### [Task to complete]
Copy out the lines of material from the one containing "legend-swatch-circle (710, 338, 722, 350)" through the one containing "bulletin-x-marker (1061, 221, 1072, 232)", inclusive, putting "forecast-square-marker" wherever "prediction-square-marker" occurs and changing nothing else.

### [Supplied material]
========================================================================
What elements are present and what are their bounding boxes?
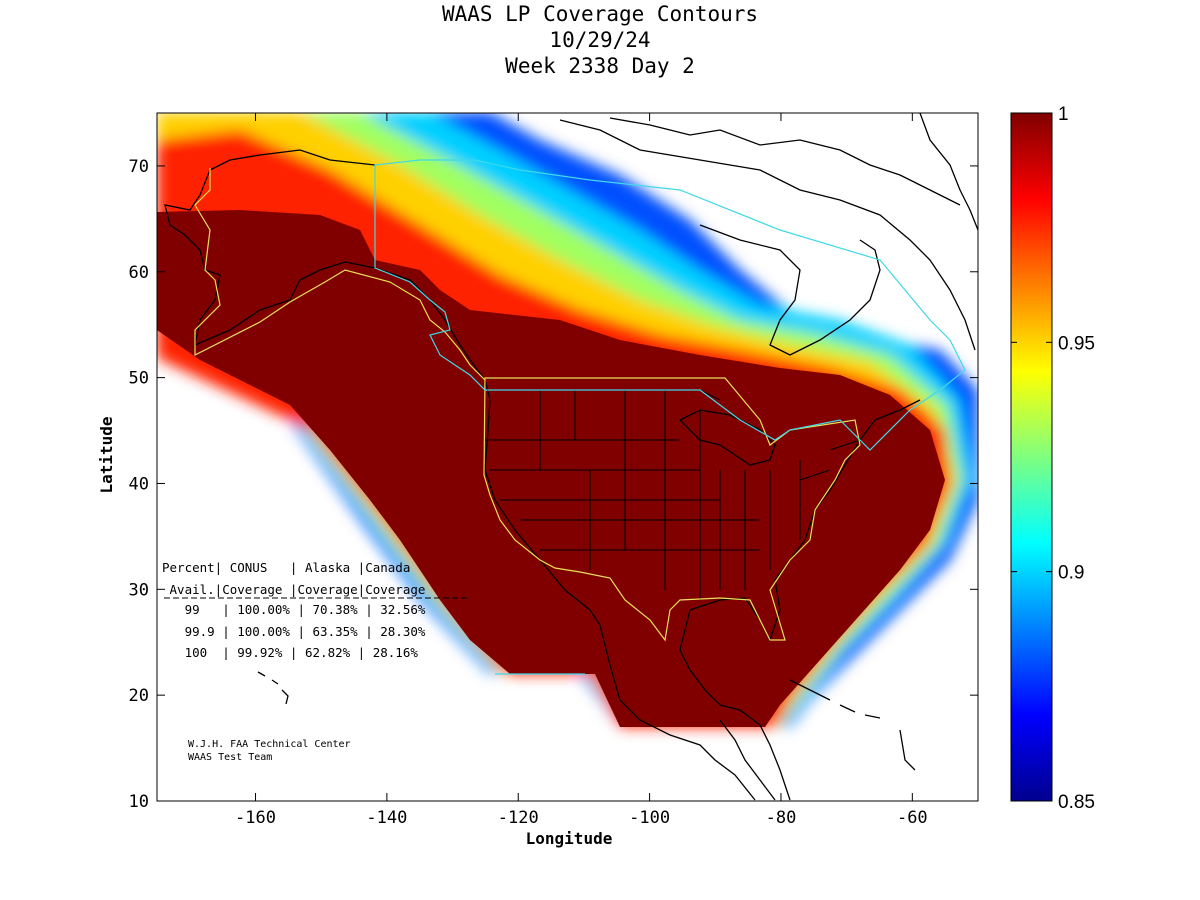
hudson-bay <box>699 224 881 356</box>
y-tick-label: 70 <box>129 157 149 177</box>
stats-header-2: Avail.|Coverage |Coverage|Coverage <box>162 582 425 597</box>
y-tick-label: 50 <box>129 369 149 389</box>
x-tick-label: -60 <box>897 808 928 828</box>
chart-date: 10/29/24 <box>549 28 651 52</box>
colorbar-tick-label: 0.85 <box>1058 792 1095 813</box>
service-area-boundaries <box>194 159 966 675</box>
chart-title: WAAS LP Coverage Contours <box>441 2 759 26</box>
y-axis-label: Latitude <box>97 416 116 493</box>
credit-line-1: W.J.H. FAA Technical Center <box>188 739 351 750</box>
stats-row-99: 99 | 100.00% | 70.38% | 32.56% <box>162 602 426 617</box>
x-tick-label: -80 <box>766 808 797 828</box>
y-tick-label: 40 <box>129 474 149 494</box>
central-america <box>719 719 776 801</box>
colorbar-tick-label: 0.95 <box>1058 333 1095 354</box>
x-tick-label: -120 <box>498 808 539 828</box>
hawaii-islands <box>257 671 289 705</box>
y-axis-ticks: 10 20 30 40 50 60 70 <box>129 157 978 812</box>
arctic-islands-2 <box>609 117 961 206</box>
contour-band-100 <box>157 210 945 727</box>
alaska-service-boundary <box>194 168 486 381</box>
arctic-islands <box>559 119 976 351</box>
y-tick-label: 30 <box>129 580 149 600</box>
y-tick-label: 10 <box>129 792 149 812</box>
colorbar-ticks: 0.85 0.9 0.95 1 <box>1011 104 1095 813</box>
y-tick-label: 60 <box>129 263 149 283</box>
alaska-coastline <box>164 149 471 361</box>
chart-week-day: Week 2338 Day 2 <box>505 54 695 78</box>
x-tick-label: -160 <box>235 808 276 828</box>
x-axis-label: Longitude <box>526 829 613 848</box>
colorbar-tick-label: 0.9 <box>1058 563 1084 584</box>
pacific-coastline <box>469 359 756 801</box>
credit-line-2: WAAS Test Team <box>188 752 272 763</box>
x-tick-label: -100 <box>629 808 670 828</box>
state-grid-lines <box>485 390 861 600</box>
canada-service-boundary <box>374 159 966 451</box>
x-tick-label: -140 <box>366 808 407 828</box>
stats-header-1: Percent| CONUS | Alaska |Canada <box>162 560 410 575</box>
coverage-stats-table: Percent| CONUS | Alaska |Canada Avail.|C… <box>162 560 470 660</box>
stats-row-100: 100 | 99.92% | 62.82% | 28.16% <box>162 645 418 660</box>
x-axis-ticks: -160 -140 -120 -100 -80 -60 <box>235 113 928 828</box>
caribbean-islands <box>789 679 916 771</box>
plot-frame <box>156 112 979 802</box>
colorbar-tick-label: 1 <box>1058 104 1069 125</box>
great-lakes <box>678 409 776 466</box>
coverage-contours <box>157 113 978 727</box>
greenland-coast <box>919 113 978 231</box>
stats-row-99-9: 99.9 | 100.00% | 63.35% | 28.30% <box>162 624 426 639</box>
y-tick-label: 20 <box>129 686 149 706</box>
conus-service-boundary <box>483 377 861 642</box>
colorbar <box>1010 112 1053 802</box>
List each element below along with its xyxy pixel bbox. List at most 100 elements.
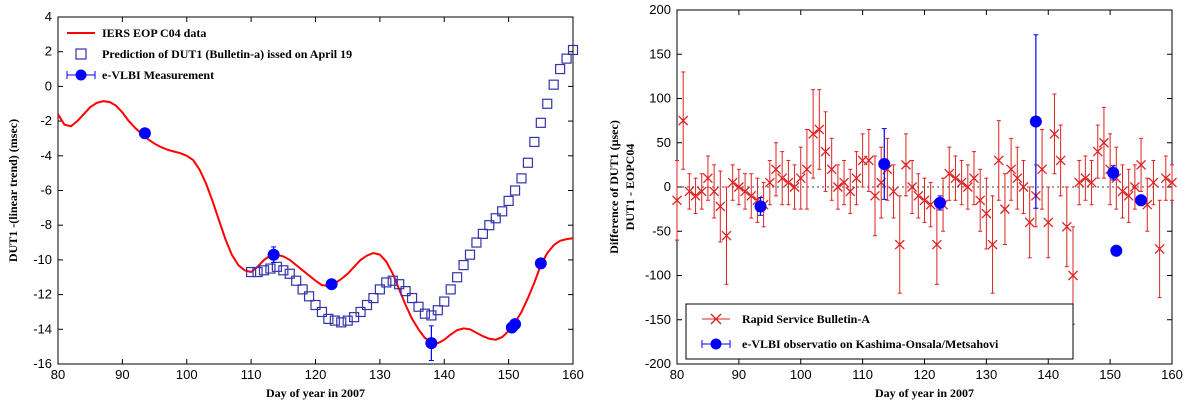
legend-swatch-circle (710, 338, 722, 350)
bulletin-x-marker (913, 190, 924, 201)
legend-label: Rapid Service Bulletin-A (742, 312, 870, 326)
y-tick-label: 200 (649, 2, 671, 17)
x-tick-label: 80 (670, 367, 684, 382)
x-axis-label: Day of year in 2007 (266, 386, 365, 400)
bulletin-x-marker (1123, 190, 1134, 201)
prediction-square-marker (471, 237, 482, 248)
bulletin-x-marker (999, 204, 1010, 215)
prediction-square-marker (368, 292, 379, 304)
evlbi-point-marker (1107, 166, 1120, 179)
prediction-square-marker (323, 313, 334, 324)
y-tick-label: -150 (645, 312, 671, 327)
bulletin-x-marker (746, 190, 757, 201)
y-tick-label: 100 (649, 91, 671, 106)
prediction-square-marker (542, 98, 553, 109)
bulletin-x-marker (845, 186, 856, 197)
legend-swatch-circle (75, 69, 87, 81)
prediction-square-marker (297, 284, 308, 295)
y-tick-label: -100 (645, 268, 671, 283)
prediction-square-marker (400, 286, 411, 297)
bulletin-x-marker (925, 199, 936, 210)
bulletin-x-marker (981, 208, 992, 219)
bulletin-x-marker (764, 177, 775, 188)
bulletin-x-marker (789, 182, 800, 192)
x-tick-label: 110 (241, 367, 262, 382)
bulletin-x-marker (1074, 177, 1085, 188)
prediction-square-marker (490, 213, 501, 224)
evlbi-point-marker (933, 196, 946, 209)
bulletin-x-marker (1061, 221, 1072, 232)
bulletin-x-marker (863, 155, 874, 166)
prediction-square-marker (336, 317, 347, 328)
y-tick-label: 4 (45, 9, 52, 24)
prediction-square-marker (484, 220, 495, 231)
bulletin-x-marker (975, 195, 986, 206)
evlbi-point-marker (1110, 244, 1123, 257)
bulletin-x-marker (944, 168, 955, 179)
prediction-square-marker (477, 228, 488, 239)
bulletin-x-marker (1117, 186, 1128, 197)
bulletin-x-marker (956, 177, 967, 188)
bulletin-x-marker (1098, 137, 1109, 148)
prediction-square-marker (548, 79, 559, 90)
x-tick-label: 90 (115, 367, 129, 382)
bulletin-x-marker (771, 164, 781, 175)
y-axis-label-secondary: DUT1 - EOPC04 (623, 144, 637, 231)
legend: Rapid Service Bulletin-A e-VLBI observati… (685, 303, 1074, 360)
prediction-square-marker (278, 265, 289, 276)
legend-swatch-square (75, 48, 87, 60)
x-axis-label: Day of year in 2007 (875, 386, 974, 400)
bulletin-x-marker (740, 186, 751, 197)
bulletin-x-marker (1092, 146, 1103, 157)
prediction-square-marker (567, 44, 579, 56)
bulletin-x-marker (709, 186, 720, 197)
prediction-square-marker (316, 306, 328, 318)
bulletin-x-marker (678, 115, 689, 126)
prediction-square-marker (394, 279, 405, 290)
bulletin-x-marker (1055, 155, 1066, 166)
y-tick-label: -16 (33, 356, 52, 371)
bulletin-x-marker (919, 195, 930, 206)
y-tick-label: -6 (40, 183, 52, 198)
prediction-square-marker (516, 173, 527, 184)
bulletin-x-marker (696, 186, 707, 197)
y-tick-label: 50 (657, 135, 671, 150)
bulletin-x-marker (1136, 159, 1147, 170)
legend-label: Prediction of DUT1 (Bulletin-a) issed on… (102, 47, 352, 61)
evlbi-point-marker (509, 318, 522, 331)
bulletin-x-marker (1024, 217, 1035, 228)
prediction-square-marker (561, 53, 572, 64)
x-tick-label: 160 (562, 367, 584, 382)
y-tick-label: 0 (45, 78, 52, 93)
x-tick-label: 130 (369, 367, 391, 382)
evlbi-point-marker (878, 157, 891, 170)
prediction-square-marker (426, 310, 437, 321)
bulletin-x-marker (777, 173, 788, 184)
bulletin-x-marker (1080, 173, 1091, 184)
prediction-square-marker (452, 272, 463, 283)
prediction-square-marker (329, 315, 340, 326)
evlbi-point-marker (138, 127, 151, 140)
evlbi-point-marker (425, 337, 438, 350)
bulletin-x-marker (1068, 270, 1078, 281)
chart-left-dut1: 80 90 100 110 120 130 140 150 160 -16 -14 -12 -10 -8 -… (6, 9, 584, 400)
prediction-square-marker (458, 260, 469, 271)
x-tick-label: 120 (914, 367, 936, 382)
bulletin-x-marker (1012, 173, 1023, 184)
bulletin-x-marker (672, 195, 682, 206)
prediction-square-marker (445, 284, 456, 295)
legend-label: e-VLBI observatio on Kashima-Onsala/Mets… (742, 337, 999, 351)
bulletin-x-marker (702, 173, 713, 184)
y-tick-label: -12 (33, 287, 52, 302)
bulletin-x-marker (820, 146, 831, 157)
y-tick-label: -14 (33, 321, 52, 336)
bulletin-x-marker (894, 239, 905, 250)
bulletin-x-marker (1049, 128, 1060, 139)
evlbi-point-marker (1135, 194, 1148, 207)
x-tick-label: 100 (790, 367, 812, 382)
prediction-square-marker (291, 275, 302, 286)
bulletin-x-marker (1043, 217, 1054, 228)
bulletin-x-marker (1160, 173, 1171, 184)
prediction-square-marker (265, 263, 276, 274)
bulletin-x-marker (969, 173, 979, 184)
========================================================================
### [Answer for this exercise]
legend-swatch-circle (710, 338, 722, 350)
bulletin-x-marker (913, 190, 924, 201)
legend-label: Rapid Service Bulletin-A (742, 312, 870, 326)
y-tick-label: 200 (649, 2, 671, 17)
x-tick-label: 80 (670, 367, 684, 382)
x-axis-label: Day of year in 2007 (266, 386, 365, 400)
bulletin-x-marker (1123, 190, 1134, 201)
forecast-square-marker (471, 237, 482, 248)
bulletin-x-marker (999, 204, 1010, 215)
forecast-square-marker (368, 292, 379, 304)
evlbi-point-marker (1107, 166, 1120, 179)
forecast-square-marker (323, 313, 334, 324)
y-tick-label: -150 (645, 312, 671, 327)
bulletin-x-marker (746, 190, 757, 201)
y-tick-label: 100 (649, 91, 671, 106)
forecast-square-marker (542, 98, 553, 109)
bulletin-x-marker (845, 186, 856, 197)
legend-swatch-circle (75, 69, 87, 81)
forecast-square-marker (297, 284, 308, 295)
y-tick-label: -100 (645, 268, 671, 283)
forecast-square-marker (400, 286, 411, 297)
bulletin-x-marker (925, 199, 936, 210)
bulletin-x-marker (981, 208, 992, 219)
bulletin-x-marker (764, 177, 775, 188)
bulletin-x-marker (789, 182, 800, 192)
x-tick-label: 110 (241, 367, 262, 382)
bulletin-x-marker (1074, 177, 1085, 188)
forecast-square-marker (490, 213, 501, 224)
evlbi-point-marker (933, 196, 946, 209)
bulletin-x-marker (1061, 221, 1072, 232)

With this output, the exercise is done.